◆ OBJECTIVE:
Keep only the lines of the listing that include the word "structured", and copy them.

◆ DATA ENTRIES:
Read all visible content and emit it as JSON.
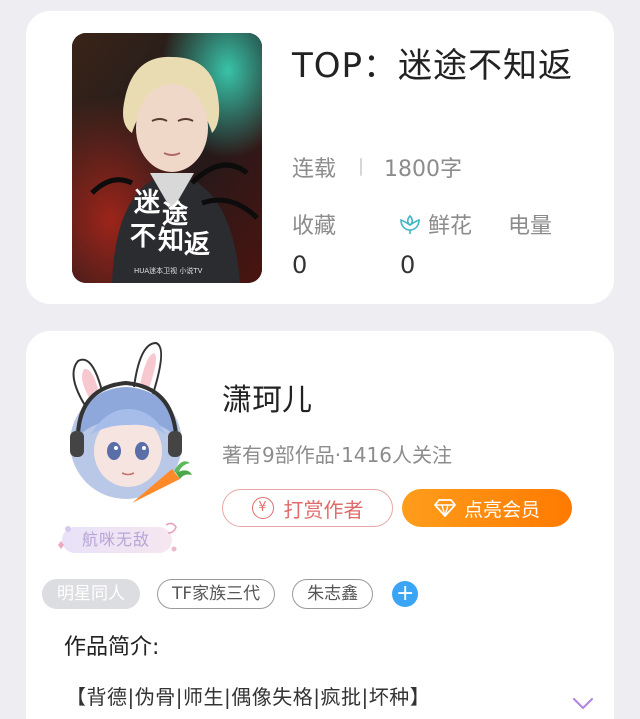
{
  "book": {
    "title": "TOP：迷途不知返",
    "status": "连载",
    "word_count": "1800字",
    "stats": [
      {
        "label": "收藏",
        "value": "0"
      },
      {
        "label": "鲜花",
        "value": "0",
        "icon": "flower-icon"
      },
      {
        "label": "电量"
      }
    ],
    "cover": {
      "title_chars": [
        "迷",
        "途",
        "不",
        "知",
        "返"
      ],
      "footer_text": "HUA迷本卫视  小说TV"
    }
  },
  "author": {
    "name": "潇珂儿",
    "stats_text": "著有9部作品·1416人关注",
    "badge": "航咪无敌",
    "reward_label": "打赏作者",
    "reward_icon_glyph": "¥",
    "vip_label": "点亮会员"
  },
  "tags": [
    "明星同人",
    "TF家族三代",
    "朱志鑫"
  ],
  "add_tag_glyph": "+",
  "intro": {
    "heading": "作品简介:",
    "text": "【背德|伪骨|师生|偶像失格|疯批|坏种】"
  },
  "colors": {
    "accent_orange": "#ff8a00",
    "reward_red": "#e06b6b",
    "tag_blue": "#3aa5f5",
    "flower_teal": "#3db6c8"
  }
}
* * *
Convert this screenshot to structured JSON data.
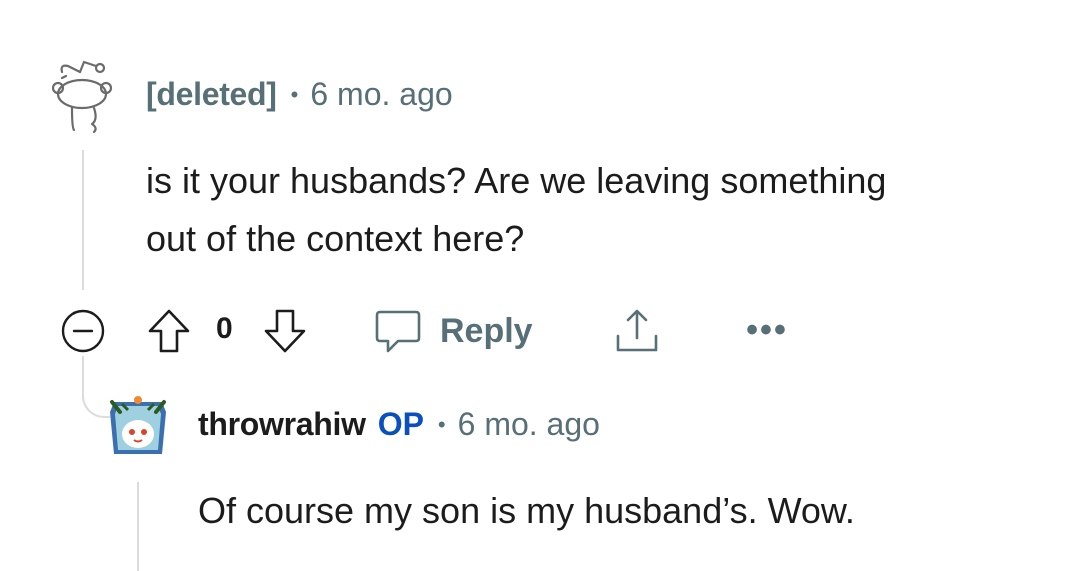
...
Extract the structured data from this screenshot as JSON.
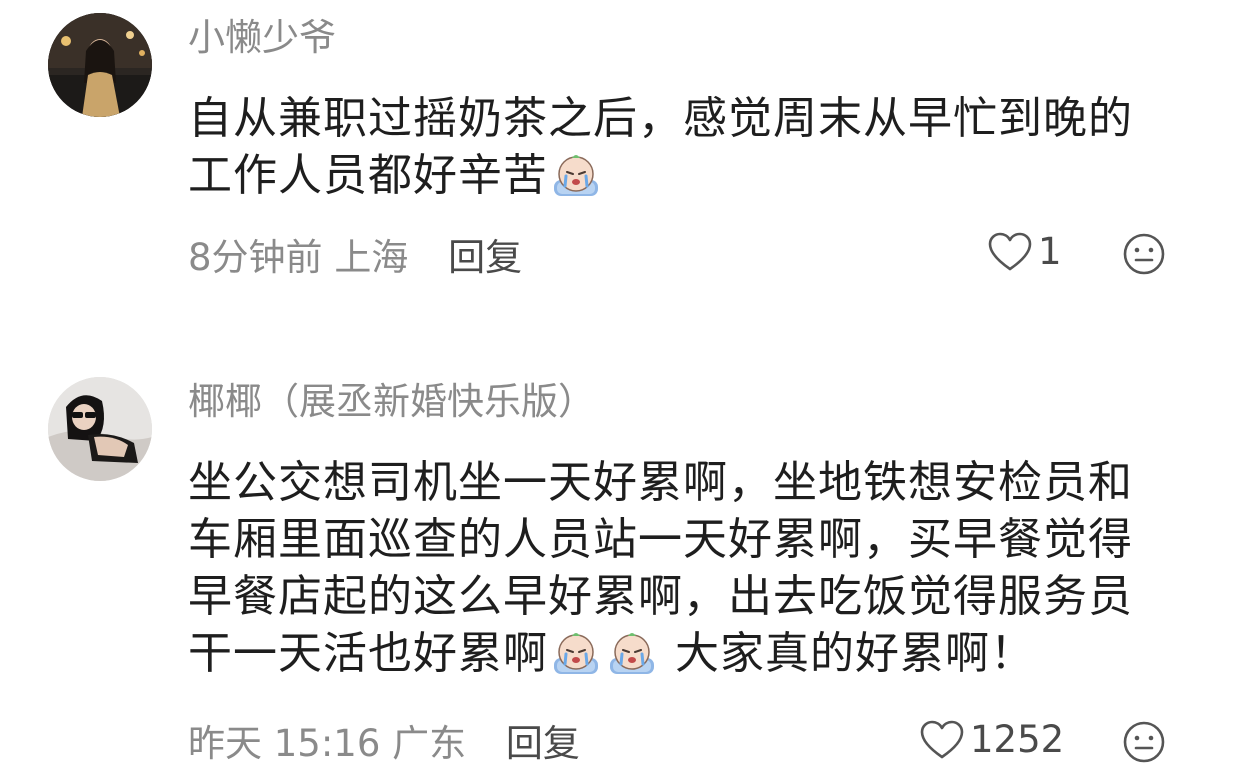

◆ ANSWER TO THE PROBLEM:
Convert this screenshot to structured JSON data.
Extract the structured data from this screenshot as JSON.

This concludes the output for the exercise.